>> START Record set

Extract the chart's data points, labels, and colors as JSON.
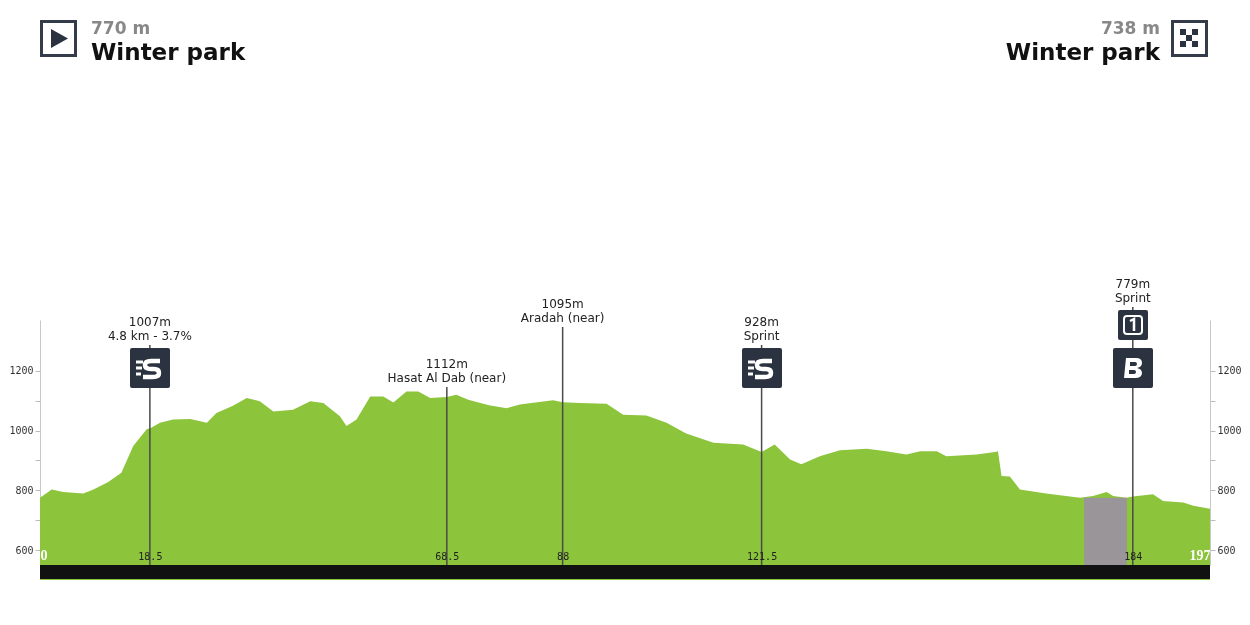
{
  "chart_data": {
    "type": "area",
    "annotations": [
      "770 m",
      "Winter park",
      "738 m",
      "Winter park"
    ],
    "x": [
      0,
      1.97,
      3.9,
      7.3,
      9.0,
      11.5,
      13.7,
      15.7,
      18.0,
      18.5,
      20.2,
      22.4,
      25.3,
      28.1,
      29.7,
      32.5,
      34.8,
      37.0,
      39.3,
      42.6,
      45.5,
      47.7,
      50.5,
      51.6,
      53.3,
      55.6,
      57.8,
      59.5,
      61.7,
      63.7,
      65.7,
      68.5,
      70.1,
      72.1,
      75.6,
      78.6,
      80.8,
      86.4,
      88,
      90.9,
      95.4,
      98.2,
      102.1,
      105.5,
      108.8,
      113.4,
      118.4,
      121.5,
      123.7,
      126.3,
      128.2,
      131.3,
      134.7,
      139.2,
      142.5,
      145.9,
      148.2,
      151.0,
      152.6,
      157.7,
      160.8,
      161.3,
      161.9,
      163.3,
      165.0,
      169.4,
      175.1,
      177.3,
      179.6,
      180.7,
      182.9,
      184,
      187.4,
      189.1,
      192.5,
      194.2,
      197
    ],
    "series": [
      {
        "color": "#8cc43c",
        "values": [
          775,
          803,
          794,
          789,
          803,
          828,
          859,
          948,
          1005,
          1007,
          1026,
          1037,
          1039,
          1026,
          1059,
          1083,
          1109,
          1098,
          1064,
          1070,
          1098,
          1092,
          1048,
          1015,
          1037,
          1114,
          1114,
          1094,
          1131,
          1131,
          1109,
          1112,
          1120,
          1103,
          1085,
          1075,
          1087,
          1101,
          1095,
          1092,
          1090,
          1053,
          1050,
          1026,
          990,
          959,
          953,
          928,
          953,
          903,
          887,
          914,
          934,
          939,
          931,
          920,
          931,
          931,
          914,
          920,
          928,
          931,
          848,
          846,
          803,
          789,
          775,
          781,
          794,
          781,
          775,
          779,
          787,
          764,
          759,
          748,
          738
        ]
      }
    ],
    "xlim": [
      0,
      197
    ],
    "xticks": [
      0,
      18.5,
      68.5,
      88,
      121.5,
      184,
      197
    ],
    "ylim": [
      550,
      1370
    ],
    "yticks": [
      600,
      {
        "value": 700,
        "label": null
      },
      800,
      {
        "value": 900,
        "label": null
      },
      1000,
      {
        "value": 1100,
        "label": null
      },
      1200
    ],
    "y2lim": [
      550,
      1370
    ],
    "y2ticks": [
      600,
      {
        "value": 700,
        "label": null
      },
      800,
      {
        "value": 900,
        "label": null
      },
      1000,
      {
        "value": 1100,
        "label": null
      },
      1200
    ],
    "ref_lines": [
      {
        "axis": "x",
        "value": 18.5,
        "label": "1007m\n4.8 km - 3.7%",
        "color": "#4a4a4a"
      },
      {
        "axis": "x",
        "value": 68.5,
        "label": "1112m\nHasat Al Dab (near)",
        "color": "#4a4a4a"
      },
      {
        "axis": "x",
        "value": 88,
        "label": "1095m\nAradah (near)",
        "color": "#4a4a4a"
      },
      {
        "axis": "x",
        "value": 121.5,
        "label": "928m\nSprint",
        "color": "#4a4a4a"
      },
      {
        "axis": "x",
        "value": 184,
        "label": "779m\nSprint",
        "color": "#4a4a4a"
      }
    ],
    "bands": [
      {
        "axis": "x",
        "from": 175.8,
        "to": 183.0,
        "color": "#9a9598"
      }
    ],
    "grid": false
  }
}
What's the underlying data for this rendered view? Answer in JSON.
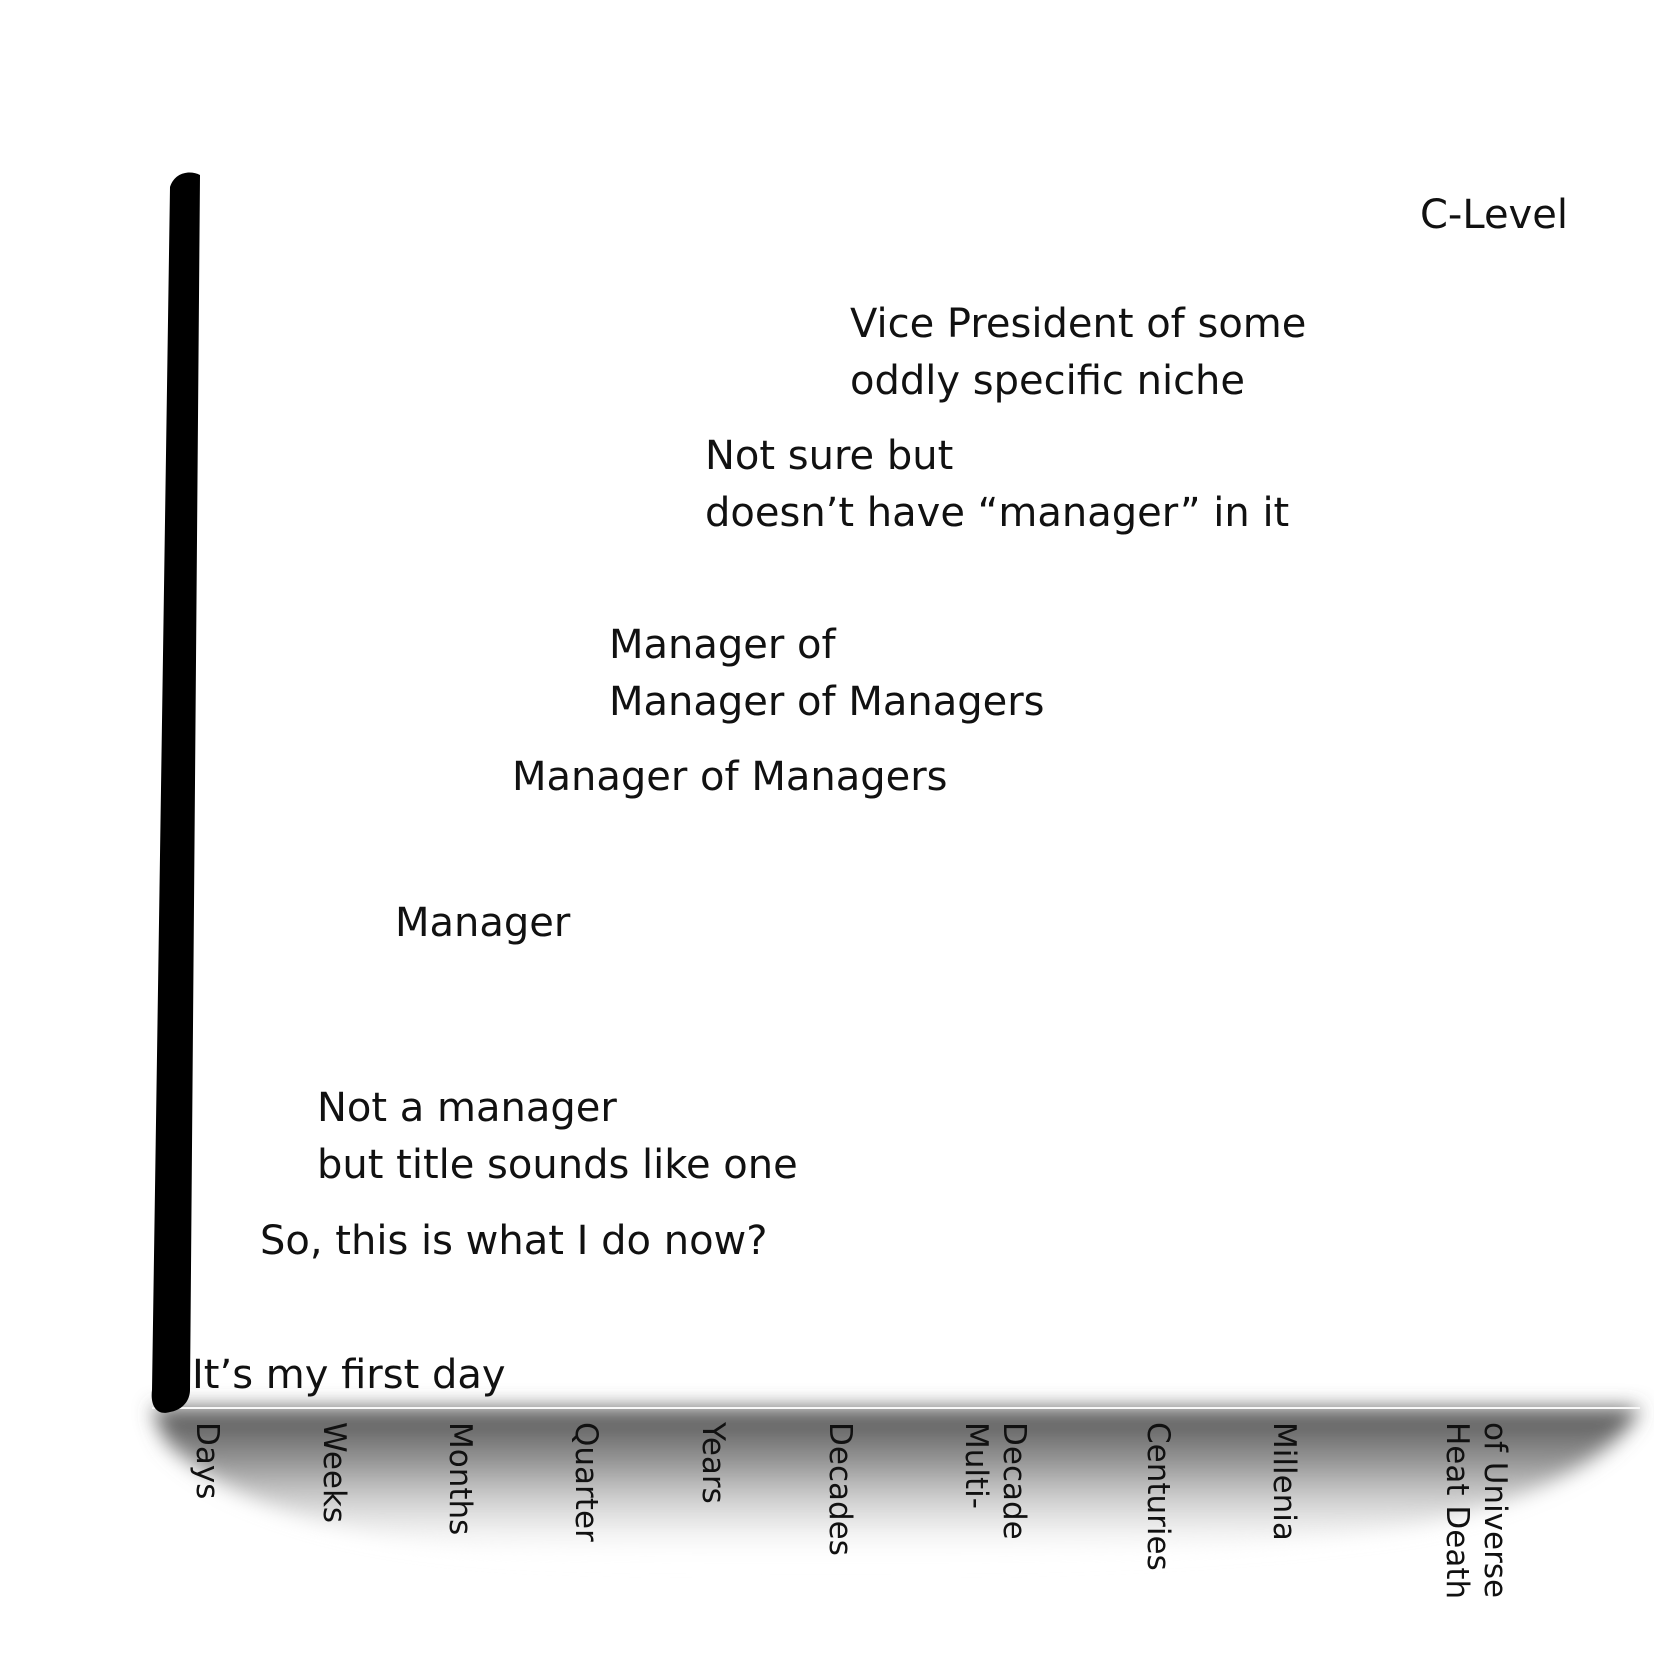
{
  "chart_data": {
    "type": "scatter",
    "title": "",
    "xlabel": "",
    "ylabel": "",
    "grid": false,
    "legend": "none",
    "x_ticks": [
      "Days",
      "Weeks",
      "Months",
      "Quarter",
      "Years",
      "Decades",
      "Multi-\nDecade",
      "Centuries",
      "Millenia",
      "Heat Death\nof Universe"
    ],
    "points": [
      {
        "label": "It’s my first day",
        "x": "Days"
      },
      {
        "label": "So, this is what I do now?",
        "x": "Days"
      },
      {
        "label": "Not a manager\nbut title sounds like one",
        "x": "Weeks"
      },
      {
        "label": "Manager",
        "x": "Weeks"
      },
      {
        "label": "Manager of Managers",
        "x": "Months"
      },
      {
        "label": "Manager of\nManager of Managers",
        "x": "Quarter"
      },
      {
        "label": "Not sure but\ndoesn’t have “manager” in it",
        "x": "Years"
      },
      {
        "label": "Vice President of some\noddly specific niche",
        "x": "Decades"
      },
      {
        "label": "C-Level",
        "x": "Heat Death\nof Universe"
      }
    ],
    "colors": {
      "axis": "#000000",
      "text": "#111111",
      "shadow": "#666666",
      "background": "#ffffff"
    }
  }
}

>> END Record set

Output the records above exactly as they are, leaving out the pictures.

Extract the chart's data points, labels, and colors as JSON.
{
  "chart_data": {
    "type": "area",
    "annotations": [
      "770 m",
      "Winter park",
      "738 m",
      "Winter park"
    ],
    "x": [
      0,
      1.97,
      3.9,
      7.3,
      9.0,
      11.5,
      13.7,
      15.7,
      18.0,
      18.5,
      20.2,
      22.4,
      25.3,
      28.1,
      29.7,
      32.5,
      34.8,
      37.0,
      39.3,
      42.6,
      45.5,
      47.7,
      50.5,
      51.6,
      53.3,
      55.6,
      57.8,
      59.5,
      61.7,
      63.7,
      65.7,
      68.5,
      70.1,
      72.1,
      75.6,
      78.6,
      80.8,
      86.4,
      88,
      90.9,
      95.4,
      98.2,
      102.1,
      105.5,
      108.8,
      113.4,
      118.4,
      121.5,
      123.7,
      126.3,
      128.2,
      131.3,
      134.7,
      139.2,
      142.5,
      145.9,
      148.2,
      151.0,
      152.6,
      157.7,
      160.8,
      161.3,
      161.9,
      163.3,
      165.0,
      169.4,
      175.1,
      177.3,
      179.6,
      180.7,
      182.9,
      184,
      187.4,
      189.1,
      192.5,
      194.2,
      197
    ],
    "series": [
      {
        "color": "#8cc43c",
        "values": [
          775,
          803,
          794,
          789,
          803,
          828,
          859,
          948,
          1005,
          1007,
          1026,
          1037,
          1039,
          1026,
          1059,
          1083,
          1109,
          1098,
          1064,
          1070,
          1098,
          1092,
          1048,
          1015,
          1037,
          1114,
          1114,
          1094,
          1131,
          1131,
          1109,
          1112,
          1120,
          1103,
          1085,
          1075,
          1087,
          1101,
          1095,
          1092,
          1090,
          1053,
          1050,
          1026,
          990,
          959,
          953,
          928,
          953,
          903,
          887,
          914,
          934,
          939,
          931,
          920,
          931,
          931,
          914,
          920,
          928,
          931,
          848,
          846,
          803,
          789,
          775,
          781,
          794,
          781,
          775,
          779,
          787,
          764,
          759,
          748,
          738
        ]
      }
    ],
    "xlim": [
      0,
      197
    ],
    "xticks": [
      0,
      18.5,
      68.5,
      88,
      121.5,
      184,
      197
    ],
    "ylim": [
      550,
      1370
    ],
    "yticks": [
      600,
      {
        "value": 700,
        "label": null
      },
      800,
      {
        "value": 900,
        "label": null
      },
      1000,
      {
        "value": 1100,
        "label": null
      },
      1200
    ],
    "y2lim": [
      550,
      1370
    ],
    "y2ticks": [
      600,
      {
        "value": 700,
        "label": null
      },
      800,
      {
        "value": 900,
        "label": null
      },
      1000,
      {
        "value": 1100,
        "label": null
      },
      1200
    ],
    "ref_lines": [
      {
        "axis": "x",
        "value": 18.5,
        "label": "1007m\n4.8 km - 3.7%",
        "color": "#4a4a4a"
      },
      {
        "axis": "x",
        "value": 68.5,
        "label": "1112m\nHasat Al Dab (near)",
        "color": "#4a4a4a"
      },
      {
        "axis": "x",
        "value": 88,
        "label": "1095m\nAradah (near)",
        "color": "#4a4a4a"
      },
      {
        "axis": "x",
        "value": 121.5,
        "label": "928m\nSprint",
        "color": "#4a4a4a"
      },
      {
        "axis": "x",
        "value": 184,
        "label": "779m\nSprint",
        "color": "#4a4a4a"
      }
    ],
    "bands": [
      {
        "axis": "x",
        "from": 175.8,
        "to": 183.0,
        "color": "#9a9598"
      }
    ],
    "grid": false
  }
}
What's the underlying data for this rendered view? Answer in JSON.
{
  "chart_data": {
    "type": "scatter",
    "title": "",
    "xlabel": "",
    "ylabel": "",
    "grid": false,
    "legend": "none",
    "x_ticks": [
      "Days",
      "Weeks",
      "Months",
      "Quarter",
      "Years",
      "Decades",
      "Multi-\nDecade",
      "Centuries",
      "Millenia",
      "Heat Death\nof Universe"
    ],
    "points": [
      {
        "label": "It’s my first day",
        "x": "Days"
      },
      {
        "label": "So, this is what I do now?",
        "x": "Days"
      },
      {
        "label": "Not a manager\nbut title sounds like one",
        "x": "Weeks"
      },
      {
        "label": "Manager",
        "x": "Weeks"
      },
      {
        "label": "Manager of Managers",
        "x": "Months"
      },
      {
        "label": "Manager of\nManager of Managers",
        "x": "Quarter"
      },
      {
        "label": "Not sure but\ndoesn’t have “manager” in it",
        "x": "Years"
      },
      {
        "label": "Vice President of some\noddly specific niche",
        "x": "Decades"
      },
      {
        "label": "C-Level",
        "x": "Heat Death\nof Universe"
      }
    ],
    "colors": {
      "axis": "#000000",
      "text": "#111111",
      "shadow": "#666666",
      "background": "#ffffff"
    }
  }
}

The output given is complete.